* **Short task**:
Transcribe the records in full, keeping every character as it is.

* **Material for this exercise**:
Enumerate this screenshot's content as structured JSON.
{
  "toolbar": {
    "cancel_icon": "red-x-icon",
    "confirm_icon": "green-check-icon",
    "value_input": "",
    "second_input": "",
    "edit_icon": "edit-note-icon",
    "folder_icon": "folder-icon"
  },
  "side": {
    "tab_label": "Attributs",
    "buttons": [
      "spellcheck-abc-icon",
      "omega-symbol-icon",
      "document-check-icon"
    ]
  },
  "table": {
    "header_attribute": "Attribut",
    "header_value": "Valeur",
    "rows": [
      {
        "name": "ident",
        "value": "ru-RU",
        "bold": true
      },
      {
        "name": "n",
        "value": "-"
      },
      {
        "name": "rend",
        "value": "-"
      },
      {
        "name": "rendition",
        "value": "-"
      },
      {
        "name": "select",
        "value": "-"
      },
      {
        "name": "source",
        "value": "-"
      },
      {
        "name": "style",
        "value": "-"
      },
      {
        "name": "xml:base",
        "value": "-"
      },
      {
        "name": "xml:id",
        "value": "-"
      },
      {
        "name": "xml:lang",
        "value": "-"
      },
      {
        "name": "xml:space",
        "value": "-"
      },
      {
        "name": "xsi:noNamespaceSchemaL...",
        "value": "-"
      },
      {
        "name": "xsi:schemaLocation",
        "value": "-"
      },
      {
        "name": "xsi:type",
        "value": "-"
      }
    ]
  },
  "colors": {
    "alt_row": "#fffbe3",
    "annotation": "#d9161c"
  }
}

* **Task solution**:
Enumerate this screenshot's content as structured JSON.
{
  "toolbar": {
    "cancel_icon": "red-x-icon",
    "confirm_icon": "green-check-icon",
    "value_input": "",
    "second_input": "",
    "edit_icon": "edit-note-icon",
    "folder_icon": "folder-icon"
  },
  "side": {
    "tab_label": "Attributs",
    "buttons": [
      "spellcheck-abc-icon",
      "omega-symbol-icon",
      "document-check-icon"
    ]
  },
  "table": {
    "header_attribute": "Attribut",
    "header_value": "Valeur",
    "rows": [
      {
        "name": "ident",
        "value": "ru-RU",
        "bold": true
      },
      {
        "name": "n",
        "value": "-"
      },
      {
        "name": "rend",
        "value": "-"
      },
      {
        "name": "rendition",
        "value": "-"
      },
      {
        "name": "select",
        "value": "-"
      },
      {
        "name": "source",
        "value": "-"
      },
      {
        "name": "style",
        "value": "-"
      },
      {
        "name": "xml:base",
        "value": "-"
      },
      {
        "name": "xml:id",
        "value": "-"
      },
      {
        "name": "xml:lang",
        "value": "-"
      },
      {
        "name": "xml:space",
        "value": "-"
      },
      {
        "name": "xsi:noNamespaceSchemaL...",
        "value": "-"
      },
      {
        "name": "xsi:schemaLocation",
        "value": "-"
      },
      {
        "name": "xsi:type",
        "value": "-"
      }
    ]
  },
  "colors": {
    "alt_row": "#fffbe3",
    "annotation": "#d9161c"
  }
}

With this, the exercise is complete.